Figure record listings
* START *

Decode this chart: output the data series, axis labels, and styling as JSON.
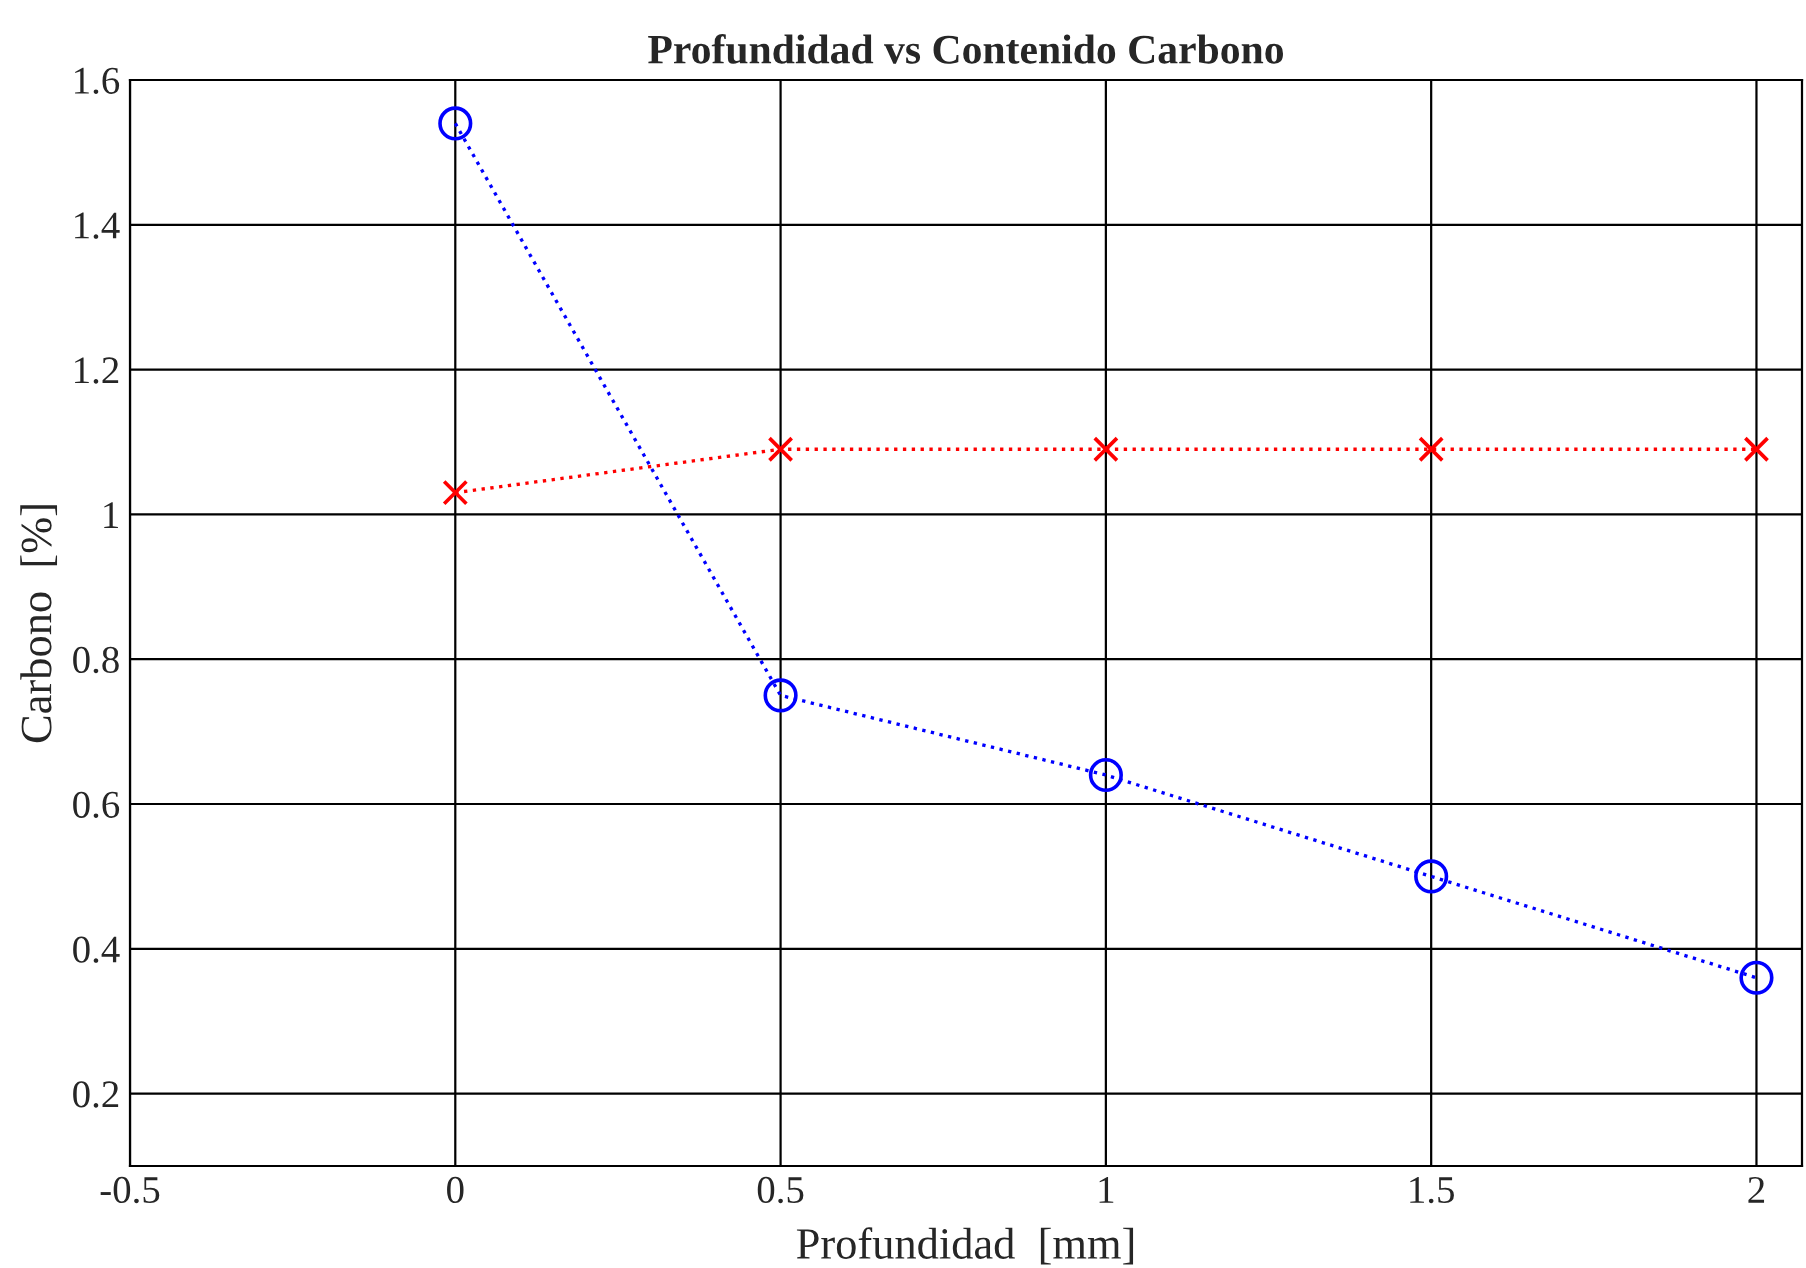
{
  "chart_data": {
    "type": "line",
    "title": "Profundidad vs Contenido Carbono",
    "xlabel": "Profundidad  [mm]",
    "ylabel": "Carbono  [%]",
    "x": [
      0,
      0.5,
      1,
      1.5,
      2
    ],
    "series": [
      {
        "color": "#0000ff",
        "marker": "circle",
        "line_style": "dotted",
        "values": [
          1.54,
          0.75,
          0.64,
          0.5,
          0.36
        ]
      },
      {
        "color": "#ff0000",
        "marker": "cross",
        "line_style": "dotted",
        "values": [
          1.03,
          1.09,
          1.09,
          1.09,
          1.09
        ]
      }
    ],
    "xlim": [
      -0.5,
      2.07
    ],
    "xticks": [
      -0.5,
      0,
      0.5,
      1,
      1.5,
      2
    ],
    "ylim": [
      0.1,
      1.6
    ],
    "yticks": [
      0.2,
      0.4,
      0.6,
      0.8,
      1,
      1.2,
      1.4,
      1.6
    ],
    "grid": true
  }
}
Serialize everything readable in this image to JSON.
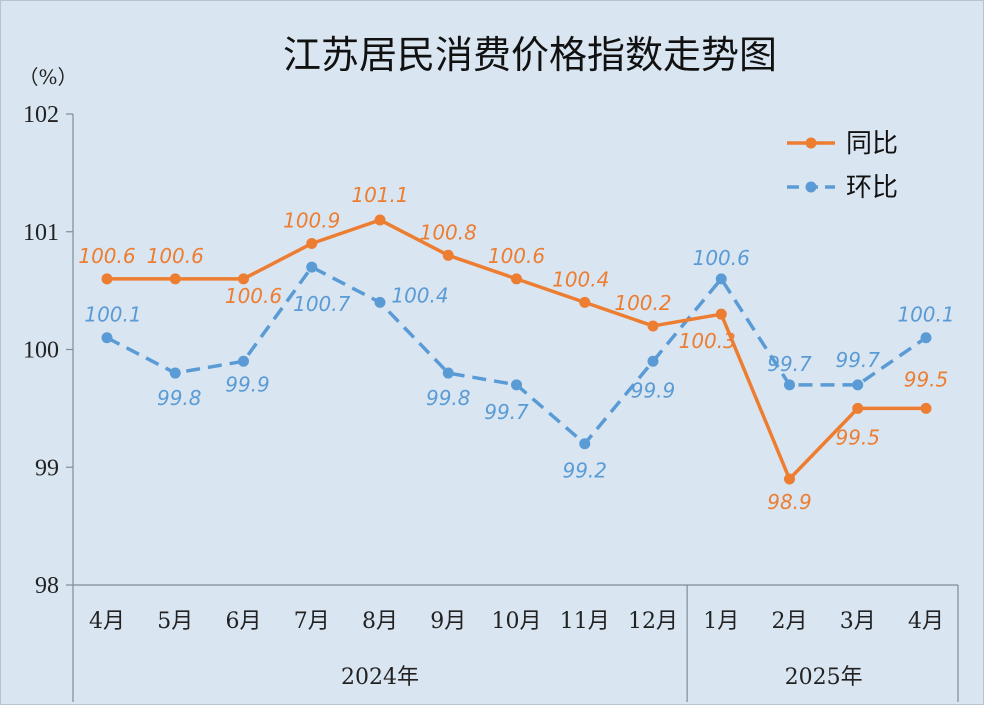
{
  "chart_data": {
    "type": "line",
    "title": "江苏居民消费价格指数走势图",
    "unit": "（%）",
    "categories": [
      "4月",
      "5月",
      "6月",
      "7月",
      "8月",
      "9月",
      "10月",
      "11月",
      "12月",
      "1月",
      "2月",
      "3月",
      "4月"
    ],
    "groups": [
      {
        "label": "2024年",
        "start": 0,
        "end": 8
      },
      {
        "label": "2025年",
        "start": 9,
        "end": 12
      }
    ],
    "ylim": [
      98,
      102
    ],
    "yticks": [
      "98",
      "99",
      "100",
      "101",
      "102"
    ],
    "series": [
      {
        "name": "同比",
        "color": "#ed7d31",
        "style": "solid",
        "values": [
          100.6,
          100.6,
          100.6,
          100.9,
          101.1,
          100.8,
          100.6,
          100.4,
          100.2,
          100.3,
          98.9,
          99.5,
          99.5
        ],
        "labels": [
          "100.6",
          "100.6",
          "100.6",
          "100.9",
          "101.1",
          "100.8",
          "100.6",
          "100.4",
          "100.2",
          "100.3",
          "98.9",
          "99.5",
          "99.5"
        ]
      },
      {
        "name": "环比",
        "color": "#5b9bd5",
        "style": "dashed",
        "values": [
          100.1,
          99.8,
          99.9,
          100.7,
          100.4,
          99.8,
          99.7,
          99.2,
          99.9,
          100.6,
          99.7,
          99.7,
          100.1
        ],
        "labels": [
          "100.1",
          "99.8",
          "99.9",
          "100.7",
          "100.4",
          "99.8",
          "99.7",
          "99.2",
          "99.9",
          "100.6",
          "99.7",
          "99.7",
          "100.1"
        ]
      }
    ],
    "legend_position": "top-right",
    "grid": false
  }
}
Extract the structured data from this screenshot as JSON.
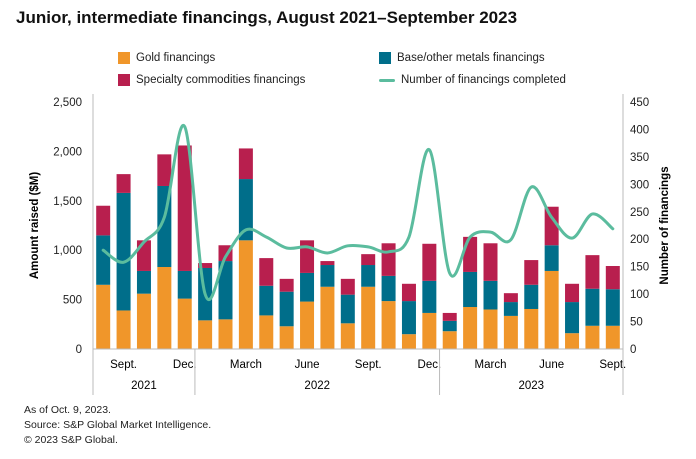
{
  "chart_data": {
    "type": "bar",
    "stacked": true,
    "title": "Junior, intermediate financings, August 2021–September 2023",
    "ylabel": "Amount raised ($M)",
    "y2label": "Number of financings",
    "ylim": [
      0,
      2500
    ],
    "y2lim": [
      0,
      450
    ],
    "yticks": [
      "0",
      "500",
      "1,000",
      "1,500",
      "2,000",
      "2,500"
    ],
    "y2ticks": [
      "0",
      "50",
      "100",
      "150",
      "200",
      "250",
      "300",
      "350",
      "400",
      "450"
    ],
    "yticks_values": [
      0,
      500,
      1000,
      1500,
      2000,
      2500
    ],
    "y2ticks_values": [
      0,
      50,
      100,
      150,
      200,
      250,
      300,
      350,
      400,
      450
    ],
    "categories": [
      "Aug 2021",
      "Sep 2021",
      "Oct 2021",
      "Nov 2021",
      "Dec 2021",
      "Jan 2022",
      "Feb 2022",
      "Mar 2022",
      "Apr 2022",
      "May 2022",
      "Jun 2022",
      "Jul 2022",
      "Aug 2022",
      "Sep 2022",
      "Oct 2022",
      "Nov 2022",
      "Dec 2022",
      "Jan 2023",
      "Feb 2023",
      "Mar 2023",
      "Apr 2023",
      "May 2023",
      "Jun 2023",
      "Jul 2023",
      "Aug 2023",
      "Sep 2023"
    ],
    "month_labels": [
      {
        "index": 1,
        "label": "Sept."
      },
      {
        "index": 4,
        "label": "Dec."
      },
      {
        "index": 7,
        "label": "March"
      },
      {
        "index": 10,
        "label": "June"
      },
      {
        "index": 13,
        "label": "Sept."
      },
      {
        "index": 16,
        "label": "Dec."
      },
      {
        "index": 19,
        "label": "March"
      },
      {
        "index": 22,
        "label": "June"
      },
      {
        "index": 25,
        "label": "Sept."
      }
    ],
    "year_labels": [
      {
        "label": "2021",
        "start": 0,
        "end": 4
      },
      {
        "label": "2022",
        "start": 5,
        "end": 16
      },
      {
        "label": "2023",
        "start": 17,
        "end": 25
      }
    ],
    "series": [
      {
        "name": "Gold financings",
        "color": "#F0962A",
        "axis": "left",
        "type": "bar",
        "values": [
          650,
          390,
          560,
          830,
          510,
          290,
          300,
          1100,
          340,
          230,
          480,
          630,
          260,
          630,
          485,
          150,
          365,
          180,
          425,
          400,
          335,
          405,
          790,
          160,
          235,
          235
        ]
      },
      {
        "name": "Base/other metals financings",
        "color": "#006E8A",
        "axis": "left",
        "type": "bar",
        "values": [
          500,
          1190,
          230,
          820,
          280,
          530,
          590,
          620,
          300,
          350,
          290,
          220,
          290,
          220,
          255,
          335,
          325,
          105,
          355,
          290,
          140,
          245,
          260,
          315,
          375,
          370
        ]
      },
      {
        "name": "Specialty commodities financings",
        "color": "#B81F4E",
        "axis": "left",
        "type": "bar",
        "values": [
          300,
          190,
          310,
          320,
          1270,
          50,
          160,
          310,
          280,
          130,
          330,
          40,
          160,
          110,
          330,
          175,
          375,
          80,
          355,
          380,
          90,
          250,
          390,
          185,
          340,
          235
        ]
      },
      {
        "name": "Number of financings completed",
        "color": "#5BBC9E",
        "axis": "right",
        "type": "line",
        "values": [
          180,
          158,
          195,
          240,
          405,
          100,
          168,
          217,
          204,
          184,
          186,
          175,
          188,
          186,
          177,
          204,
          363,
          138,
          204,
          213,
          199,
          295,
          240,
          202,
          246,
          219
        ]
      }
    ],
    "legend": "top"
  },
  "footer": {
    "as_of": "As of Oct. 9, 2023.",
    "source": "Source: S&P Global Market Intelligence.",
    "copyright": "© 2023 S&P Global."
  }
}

* END *

Set down all the data again exactly as above, pictures excluded.

■ **Written answer**
Decode this chart: output the data series, axis labels, and styling as JSON.
{
  "chart_data": {
    "type": "line",
    "title": "Profundidad vs Contenido Carbono",
    "xlabel": "Profundidad  [mm]",
    "ylabel": "Carbono  [%]",
    "x": [
      0,
      0.5,
      1,
      1.5,
      2
    ],
    "series": [
      {
        "color": "#0000ff",
        "marker": "circle",
        "line_style": "dotted",
        "values": [
          1.54,
          0.75,
          0.64,
          0.5,
          0.36
        ]
      },
      {
        "color": "#ff0000",
        "marker": "cross",
        "line_style": "dotted",
        "values": [
          1.03,
          1.09,
          1.09,
          1.09,
          1.09
        ]
      }
    ],
    "xlim": [
      -0.5,
      2.07
    ],
    "xticks": [
      -0.5,
      0,
      0.5,
      1,
      1.5,
      2
    ],
    "ylim": [
      0.1,
      1.6
    ],
    "yticks": [
      0.2,
      0.4,
      0.6,
      0.8,
      1,
      1.2,
      1.4,
      1.6
    ],
    "grid": true
  }
}
Serialize everything readable in this image to JSON.
{
  "chart_data": {
    "type": "line",
    "title": "江苏居民消费价格指数走势图",
    "unit": "（%）",
    "categories": [
      "4月",
      "5月",
      "6月",
      "7月",
      "8月",
      "9月",
      "10月",
      "11月",
      "12月",
      "1月",
      "2月",
      "3月",
      "4月"
    ],
    "groups": [
      {
        "label": "2024年",
        "start": 0,
        "end": 8
      },
      {
        "label": "2025年",
        "start": 9,
        "end": 12
      }
    ],
    "ylim": [
      98,
      102
    ],
    "yticks": [
      "98",
      "99",
      "100",
      "101",
      "102"
    ],
    "series": [
      {
        "name": "同比",
        "color": "#ed7d31",
        "style": "solid",
        "values": [
          100.6,
          100.6,
          100.6,
          100.9,
          101.1,
          100.8,
          100.6,
          100.4,
          100.2,
          100.3,
          98.9,
          99.5,
          99.5
        ],
        "labels": [
          "100.6",
          "100.6",
          "100.6",
          "100.9",
          "101.1",
          "100.8",
          "100.6",
          "100.4",
          "100.2",
          "100.3",
          "98.9",
          "99.5",
          "99.5"
        ]
      },
      {
        "name": "环比",
        "color": "#5b9bd5",
        "style": "dashed",
        "values": [
          100.1,
          99.8,
          99.9,
          100.7,
          100.4,
          99.8,
          99.7,
          99.2,
          99.9,
          100.6,
          99.7,
          99.7,
          100.1
        ],
        "labels": [
          "100.1",
          "99.8",
          "99.9",
          "100.7",
          "100.4",
          "99.8",
          "99.7",
          "99.2",
          "99.9",
          "100.6",
          "99.7",
          "99.7",
          "100.1"
        ]
      }
    ],
    "legend_position": "top-right",
    "grid": false
  }
}
Extract the structured data from this screenshot as JSON.
{
  "chart_data": {
    "type": "bar",
    "stacked": true,
    "title": "Junior, intermediate financings, August 2021–September 2023",
    "ylabel": "Amount raised ($M)",
    "y2label": "Number of financings",
    "ylim": [
      0,
      2500
    ],
    "y2lim": [
      0,
      450
    ],
    "yticks": [
      "0",
      "500",
      "1,000",
      "1,500",
      "2,000",
      "2,500"
    ],
    "y2ticks": [
      "0",
      "50",
      "100",
      "150",
      "200",
      "250",
      "300",
      "350",
      "400",
      "450"
    ],
    "yticks_values": [
      0,
      500,
      1000,
      1500,
      2000,
      2500
    ],
    "y2ticks_values": [
      0,
      50,
      100,
      150,
      200,
      250,
      300,
      350,
      400,
      450
    ],
    "categories": [
      "Aug 2021",
      "Sep 2021",
      "Oct 2021",
      "Nov 2021",
      "Dec 2021",
      "Jan 2022",
      "Feb 2022",
      "Mar 2022",
      "Apr 2022",
      "May 2022",
      "Jun 2022",
      "Jul 2022",
      "Aug 2022",
      "Sep 2022",
      "Oct 2022",
      "Nov 2022",
      "Dec 2022",
      "Jan 2023",
      "Feb 2023",
      "Mar 2023",
      "Apr 2023",
      "May 2023",
      "Jun 2023",
      "Jul 2023",
      "Aug 2023",
      "Sep 2023"
    ],
    "month_labels": [
      {
        "index": 1,
        "label": "Sept."
      },
      {
        "index": 4,
        "label": "Dec."
      },
      {
        "index": 7,
        "label": "March"
      },
      {
        "index": 10,
        "label": "June"
      },
      {
        "index": 13,
        "label": "Sept."
      },
      {
        "index": 16,
        "label": "Dec."
      },
      {
        "index": 19,
        "label": "March"
      },
      {
        "index": 22,
        "label": "June"
      },
      {
        "index": 25,
        "label": "Sept."
      }
    ],
    "year_labels": [
      {
        "label": "2021",
        "start": 0,
        "end": 4
      },
      {
        "label": "2022",
        "start": 5,
        "end": 16
      },
      {
        "label": "2023",
        "start": 17,
        "end": 25
      }
    ],
    "series": [
      {
        "name": "Gold financings",
        "color": "#F0962A",
        "axis": "left",
        "type": "bar",
        "values": [
          650,
          390,
          560,
          830,
          510,
          290,
          300,
          1100,
          340,
          230,
          480,
          630,
          260,
          630,
          485,
          150,
          365,
          180,
          425,
          400,
          335,
          405,
          790,
          160,
          235,
          235
        ]
      },
      {
        "name": "Base/other metals financings",
        "color": "#006E8A",
        "axis": "left",
        "type": "bar",
        "values": [
          500,
          1190,
          230,
          820,
          280,
          530,
          590,
          620,
          300,
          350,
          290,
          220,
          290,
          220,
          255,
          335,
          325,
          105,
          355,
          290,
          140,
          245,
          260,
          315,
          375,
          370
        ]
      },
      {
        "name": "Specialty commodities financings",
        "color": "#B81F4E",
        "axis": "left",
        "type": "bar",
        "values": [
          300,
          190,
          310,
          320,
          1270,
          50,
          160,
          310,
          280,
          130,
          330,
          40,
          160,
          110,
          330,
          175,
          375,
          80,
          355,
          380,
          90,
          250,
          390,
          185,
          340,
          235
        ]
      },
      {
        "name": "Number of financings completed",
        "color": "#5BBC9E",
        "axis": "right",
        "type": "line",
        "values": [
          180,
          158,
          195,
          240,
          405,
          100,
          168,
          217,
          204,
          184,
          186,
          175,
          188,
          186,
          177,
          204,
          363,
          138,
          204,
          213,
          199,
          295,
          240,
          202,
          246,
          219
        ]
      }
    ],
    "legend": "top"
  },
  "footer": {
    "as_of": "As of Oct. 9, 2023.",
    "source": "Source: S&P Global Market Intelligence.",
    "copyright": "© 2023 S&P Global."
  }
}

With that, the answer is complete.